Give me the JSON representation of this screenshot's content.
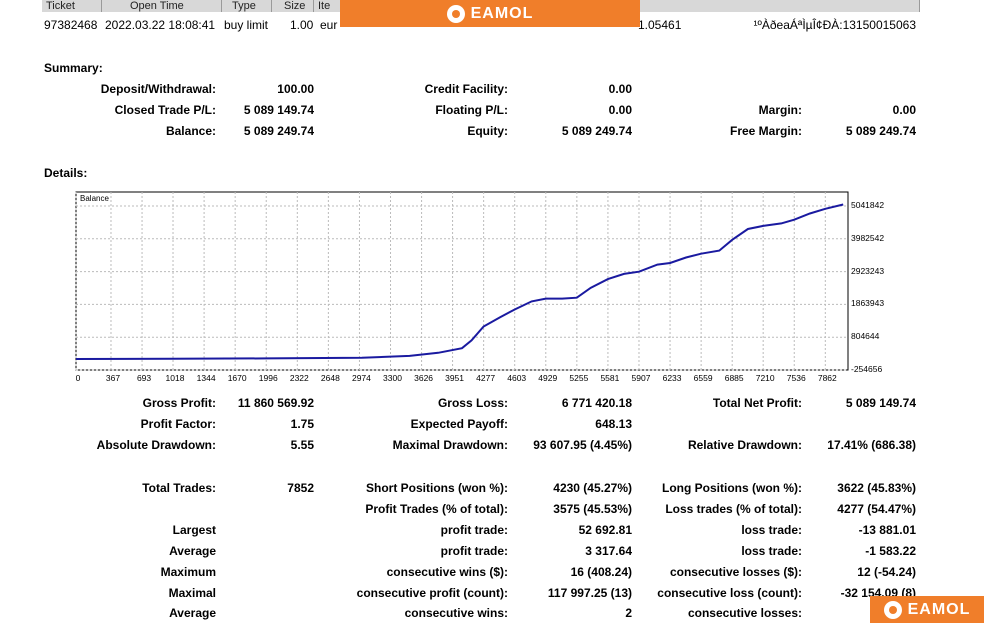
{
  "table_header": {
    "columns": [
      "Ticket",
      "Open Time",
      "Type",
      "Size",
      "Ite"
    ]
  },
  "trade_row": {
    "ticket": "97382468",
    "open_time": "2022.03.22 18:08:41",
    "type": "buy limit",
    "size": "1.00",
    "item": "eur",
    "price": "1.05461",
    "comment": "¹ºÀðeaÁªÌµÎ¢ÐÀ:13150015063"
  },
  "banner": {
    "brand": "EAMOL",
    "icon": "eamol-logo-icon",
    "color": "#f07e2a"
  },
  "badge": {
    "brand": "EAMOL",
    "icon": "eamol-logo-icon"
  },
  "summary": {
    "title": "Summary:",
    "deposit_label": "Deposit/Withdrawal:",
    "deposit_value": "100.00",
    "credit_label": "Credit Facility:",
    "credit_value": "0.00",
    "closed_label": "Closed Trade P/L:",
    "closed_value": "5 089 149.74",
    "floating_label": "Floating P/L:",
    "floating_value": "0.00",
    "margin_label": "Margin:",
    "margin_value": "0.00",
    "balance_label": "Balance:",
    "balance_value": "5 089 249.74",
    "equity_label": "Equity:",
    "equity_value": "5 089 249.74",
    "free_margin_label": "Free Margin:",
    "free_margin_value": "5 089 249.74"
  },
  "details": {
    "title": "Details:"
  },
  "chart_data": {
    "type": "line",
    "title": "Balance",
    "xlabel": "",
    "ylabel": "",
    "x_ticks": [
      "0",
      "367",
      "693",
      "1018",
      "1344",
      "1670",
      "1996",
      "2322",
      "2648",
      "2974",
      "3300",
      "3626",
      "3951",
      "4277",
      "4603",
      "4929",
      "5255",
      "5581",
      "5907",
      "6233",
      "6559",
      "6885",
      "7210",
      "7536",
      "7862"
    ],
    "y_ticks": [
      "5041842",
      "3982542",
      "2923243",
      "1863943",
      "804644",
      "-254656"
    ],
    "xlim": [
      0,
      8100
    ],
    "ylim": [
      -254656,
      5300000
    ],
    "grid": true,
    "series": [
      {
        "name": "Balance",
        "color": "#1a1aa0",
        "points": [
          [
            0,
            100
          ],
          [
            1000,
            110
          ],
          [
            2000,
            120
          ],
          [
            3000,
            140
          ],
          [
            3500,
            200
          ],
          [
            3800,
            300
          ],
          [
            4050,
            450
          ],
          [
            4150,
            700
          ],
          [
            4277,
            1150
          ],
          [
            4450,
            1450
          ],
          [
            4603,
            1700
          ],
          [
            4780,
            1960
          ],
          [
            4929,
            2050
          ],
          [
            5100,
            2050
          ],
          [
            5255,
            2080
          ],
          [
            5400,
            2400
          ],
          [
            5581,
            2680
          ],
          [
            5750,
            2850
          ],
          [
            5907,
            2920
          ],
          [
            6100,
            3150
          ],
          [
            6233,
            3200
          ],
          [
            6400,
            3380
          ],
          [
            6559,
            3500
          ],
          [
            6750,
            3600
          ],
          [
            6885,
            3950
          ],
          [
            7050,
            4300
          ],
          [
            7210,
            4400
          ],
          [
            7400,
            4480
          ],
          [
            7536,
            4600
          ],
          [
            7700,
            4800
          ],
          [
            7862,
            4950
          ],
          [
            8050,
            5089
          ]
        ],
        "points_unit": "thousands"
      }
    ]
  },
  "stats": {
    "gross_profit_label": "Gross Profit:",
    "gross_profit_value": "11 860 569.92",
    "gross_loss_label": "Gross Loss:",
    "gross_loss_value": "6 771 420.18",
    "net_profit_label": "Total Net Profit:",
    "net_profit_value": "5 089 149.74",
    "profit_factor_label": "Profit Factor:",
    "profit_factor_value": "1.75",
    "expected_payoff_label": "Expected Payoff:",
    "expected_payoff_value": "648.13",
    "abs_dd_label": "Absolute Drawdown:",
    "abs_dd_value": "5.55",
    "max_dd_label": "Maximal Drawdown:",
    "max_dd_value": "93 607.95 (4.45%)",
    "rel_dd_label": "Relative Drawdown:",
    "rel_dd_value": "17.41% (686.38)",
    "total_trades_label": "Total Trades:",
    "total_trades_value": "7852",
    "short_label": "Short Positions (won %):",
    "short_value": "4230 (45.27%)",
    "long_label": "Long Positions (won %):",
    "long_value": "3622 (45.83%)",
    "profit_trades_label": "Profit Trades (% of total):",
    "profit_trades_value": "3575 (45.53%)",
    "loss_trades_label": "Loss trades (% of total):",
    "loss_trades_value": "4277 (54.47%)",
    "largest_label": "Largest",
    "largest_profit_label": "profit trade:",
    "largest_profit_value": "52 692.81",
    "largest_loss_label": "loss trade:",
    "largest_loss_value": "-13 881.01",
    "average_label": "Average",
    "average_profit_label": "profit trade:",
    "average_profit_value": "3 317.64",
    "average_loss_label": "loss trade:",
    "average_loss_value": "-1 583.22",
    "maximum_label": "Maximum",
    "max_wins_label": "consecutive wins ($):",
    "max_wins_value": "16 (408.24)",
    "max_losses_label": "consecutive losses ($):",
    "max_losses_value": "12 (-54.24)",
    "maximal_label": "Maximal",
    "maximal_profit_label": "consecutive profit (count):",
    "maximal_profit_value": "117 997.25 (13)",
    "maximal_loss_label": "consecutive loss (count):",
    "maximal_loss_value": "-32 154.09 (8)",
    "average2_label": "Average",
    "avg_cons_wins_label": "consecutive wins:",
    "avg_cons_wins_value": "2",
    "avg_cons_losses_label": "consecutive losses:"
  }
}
══════════════════════════════
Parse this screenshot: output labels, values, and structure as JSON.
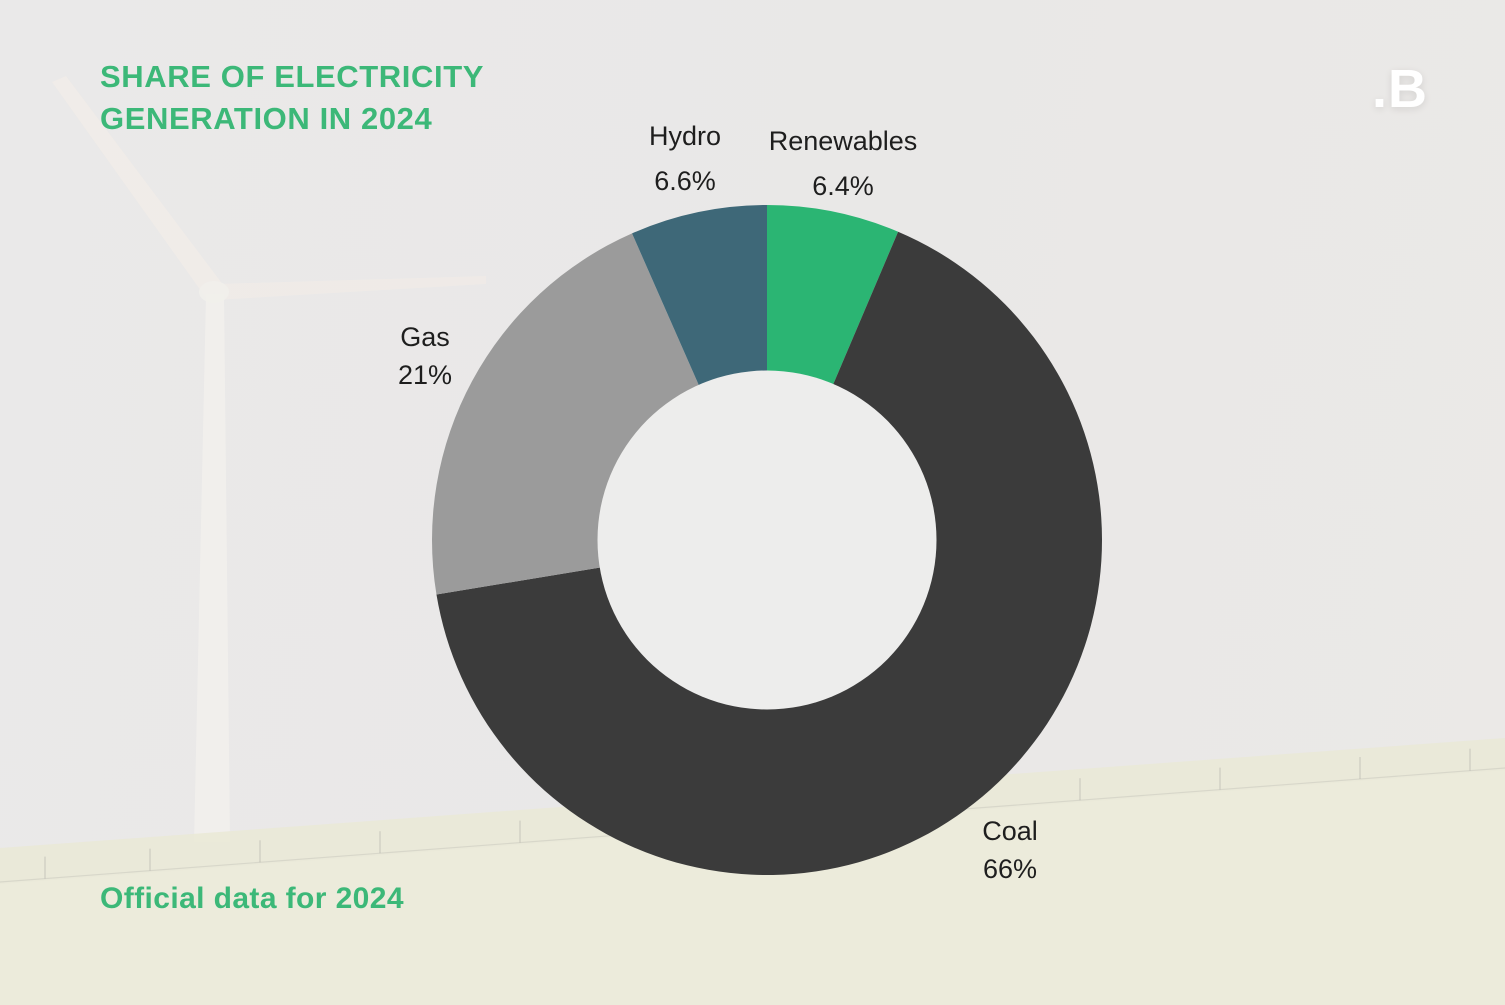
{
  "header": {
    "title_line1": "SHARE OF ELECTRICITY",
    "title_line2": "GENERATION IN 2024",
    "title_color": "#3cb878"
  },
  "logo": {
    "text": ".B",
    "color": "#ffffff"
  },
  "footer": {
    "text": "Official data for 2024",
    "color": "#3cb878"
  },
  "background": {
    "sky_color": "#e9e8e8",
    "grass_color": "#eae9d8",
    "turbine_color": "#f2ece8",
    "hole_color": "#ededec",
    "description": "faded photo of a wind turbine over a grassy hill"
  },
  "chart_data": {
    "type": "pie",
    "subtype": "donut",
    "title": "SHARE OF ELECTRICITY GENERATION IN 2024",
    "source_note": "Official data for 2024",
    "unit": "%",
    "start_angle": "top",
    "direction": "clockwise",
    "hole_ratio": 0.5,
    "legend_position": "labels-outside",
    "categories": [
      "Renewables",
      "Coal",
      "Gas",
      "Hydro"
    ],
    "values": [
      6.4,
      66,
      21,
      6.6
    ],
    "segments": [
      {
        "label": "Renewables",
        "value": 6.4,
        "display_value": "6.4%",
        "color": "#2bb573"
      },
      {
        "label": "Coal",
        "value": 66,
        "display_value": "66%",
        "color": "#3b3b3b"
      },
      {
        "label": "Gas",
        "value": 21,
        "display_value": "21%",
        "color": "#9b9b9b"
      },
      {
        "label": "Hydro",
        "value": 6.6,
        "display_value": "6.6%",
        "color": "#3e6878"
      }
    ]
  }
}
══════════════════════════════
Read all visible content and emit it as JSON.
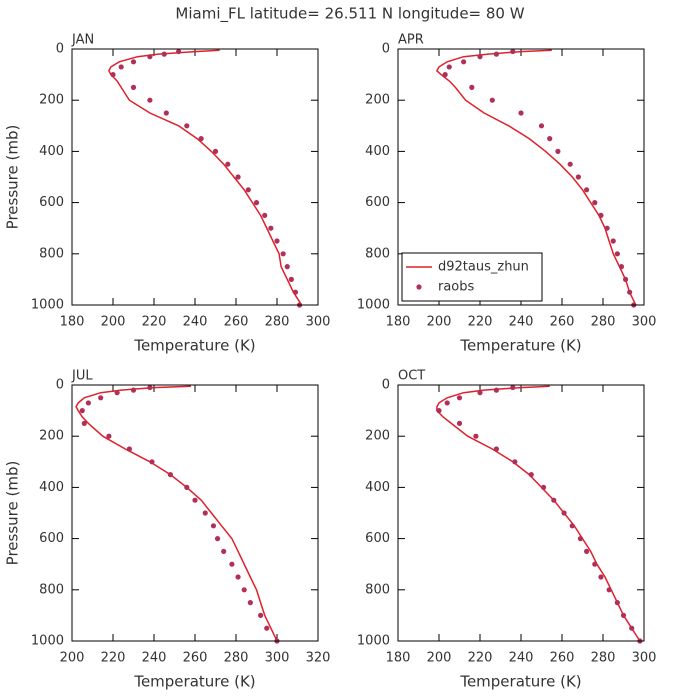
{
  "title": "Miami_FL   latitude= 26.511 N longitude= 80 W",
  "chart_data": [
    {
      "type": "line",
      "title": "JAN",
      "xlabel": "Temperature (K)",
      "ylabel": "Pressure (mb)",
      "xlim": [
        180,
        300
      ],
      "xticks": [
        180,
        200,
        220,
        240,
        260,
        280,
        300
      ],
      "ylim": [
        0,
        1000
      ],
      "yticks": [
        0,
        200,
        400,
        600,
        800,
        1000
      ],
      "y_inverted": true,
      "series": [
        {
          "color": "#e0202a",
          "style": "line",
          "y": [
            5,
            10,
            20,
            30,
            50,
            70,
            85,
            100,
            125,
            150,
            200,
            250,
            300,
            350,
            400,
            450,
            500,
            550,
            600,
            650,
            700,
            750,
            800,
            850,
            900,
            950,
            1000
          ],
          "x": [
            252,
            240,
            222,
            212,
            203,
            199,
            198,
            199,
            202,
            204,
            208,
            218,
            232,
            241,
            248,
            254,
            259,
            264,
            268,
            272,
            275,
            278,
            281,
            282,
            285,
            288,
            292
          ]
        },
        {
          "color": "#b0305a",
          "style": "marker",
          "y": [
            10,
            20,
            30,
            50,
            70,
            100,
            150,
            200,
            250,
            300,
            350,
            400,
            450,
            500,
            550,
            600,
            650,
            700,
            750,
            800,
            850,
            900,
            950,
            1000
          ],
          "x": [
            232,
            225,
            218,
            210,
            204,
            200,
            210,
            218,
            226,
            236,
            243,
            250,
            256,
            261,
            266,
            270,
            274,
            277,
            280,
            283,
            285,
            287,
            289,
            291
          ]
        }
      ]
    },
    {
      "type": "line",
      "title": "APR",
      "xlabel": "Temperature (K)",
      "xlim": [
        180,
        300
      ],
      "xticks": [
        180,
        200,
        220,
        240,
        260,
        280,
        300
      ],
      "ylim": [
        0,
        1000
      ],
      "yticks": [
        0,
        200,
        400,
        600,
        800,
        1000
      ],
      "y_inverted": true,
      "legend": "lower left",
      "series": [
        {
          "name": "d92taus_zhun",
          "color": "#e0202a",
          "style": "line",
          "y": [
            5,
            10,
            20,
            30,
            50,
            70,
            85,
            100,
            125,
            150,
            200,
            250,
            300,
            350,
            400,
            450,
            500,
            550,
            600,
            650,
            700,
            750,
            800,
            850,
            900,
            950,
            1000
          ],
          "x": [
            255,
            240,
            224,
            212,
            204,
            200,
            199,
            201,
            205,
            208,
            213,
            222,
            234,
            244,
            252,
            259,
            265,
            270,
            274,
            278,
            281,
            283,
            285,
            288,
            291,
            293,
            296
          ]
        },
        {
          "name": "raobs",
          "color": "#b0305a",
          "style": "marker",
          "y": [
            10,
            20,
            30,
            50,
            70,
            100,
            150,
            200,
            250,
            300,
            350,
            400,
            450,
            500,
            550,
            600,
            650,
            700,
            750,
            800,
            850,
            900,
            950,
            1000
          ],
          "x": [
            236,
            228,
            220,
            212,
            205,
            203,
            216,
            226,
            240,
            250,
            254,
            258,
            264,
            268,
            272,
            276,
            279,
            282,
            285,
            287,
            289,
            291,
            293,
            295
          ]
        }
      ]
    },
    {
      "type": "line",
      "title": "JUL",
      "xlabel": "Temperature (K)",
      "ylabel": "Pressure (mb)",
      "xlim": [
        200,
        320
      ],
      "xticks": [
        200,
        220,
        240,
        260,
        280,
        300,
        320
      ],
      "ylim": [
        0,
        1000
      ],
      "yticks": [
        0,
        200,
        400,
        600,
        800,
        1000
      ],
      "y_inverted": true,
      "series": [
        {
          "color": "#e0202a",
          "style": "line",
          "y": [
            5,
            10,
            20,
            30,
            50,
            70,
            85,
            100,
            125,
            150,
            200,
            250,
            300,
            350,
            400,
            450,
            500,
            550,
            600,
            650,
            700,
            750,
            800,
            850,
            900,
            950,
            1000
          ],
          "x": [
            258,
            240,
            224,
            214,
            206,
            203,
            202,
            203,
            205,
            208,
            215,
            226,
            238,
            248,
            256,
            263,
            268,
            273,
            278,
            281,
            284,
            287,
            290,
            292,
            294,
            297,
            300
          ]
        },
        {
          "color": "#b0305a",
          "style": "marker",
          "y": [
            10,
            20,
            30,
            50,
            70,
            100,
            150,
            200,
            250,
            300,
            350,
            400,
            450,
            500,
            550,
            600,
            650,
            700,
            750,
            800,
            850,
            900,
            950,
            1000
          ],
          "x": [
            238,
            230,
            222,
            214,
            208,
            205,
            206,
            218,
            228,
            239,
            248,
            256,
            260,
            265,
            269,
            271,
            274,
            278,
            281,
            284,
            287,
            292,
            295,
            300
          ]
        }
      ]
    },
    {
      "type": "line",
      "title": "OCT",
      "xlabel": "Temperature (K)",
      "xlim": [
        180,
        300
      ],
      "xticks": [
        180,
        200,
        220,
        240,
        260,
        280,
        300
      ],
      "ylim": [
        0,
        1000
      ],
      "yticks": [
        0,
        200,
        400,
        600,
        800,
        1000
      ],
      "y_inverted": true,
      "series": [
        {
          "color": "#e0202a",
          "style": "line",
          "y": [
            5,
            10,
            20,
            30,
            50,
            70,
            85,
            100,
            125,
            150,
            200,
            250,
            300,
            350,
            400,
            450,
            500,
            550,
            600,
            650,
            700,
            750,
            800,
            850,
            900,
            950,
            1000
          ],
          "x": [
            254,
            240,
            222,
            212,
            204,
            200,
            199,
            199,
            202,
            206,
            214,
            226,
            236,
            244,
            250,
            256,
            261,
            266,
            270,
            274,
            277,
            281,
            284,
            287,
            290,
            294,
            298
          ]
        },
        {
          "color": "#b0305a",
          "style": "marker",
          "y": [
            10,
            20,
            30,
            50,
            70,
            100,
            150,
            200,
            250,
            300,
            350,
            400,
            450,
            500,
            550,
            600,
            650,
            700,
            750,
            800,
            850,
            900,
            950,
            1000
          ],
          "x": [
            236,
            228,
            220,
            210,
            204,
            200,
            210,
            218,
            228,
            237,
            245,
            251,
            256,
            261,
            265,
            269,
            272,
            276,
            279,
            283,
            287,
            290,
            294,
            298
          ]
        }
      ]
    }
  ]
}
══════════════════════════════
• _EXERCISE DIRECTIONS_
Search the listing for the word "JSON". Copy every line in which it occurs.

• _CORRECT ANSWER_
Give me the JSON representation of this screenshot's content.
Parse this screenshot: output labels, values, and structure as JSON.
Read all visible content and emit it as JSON.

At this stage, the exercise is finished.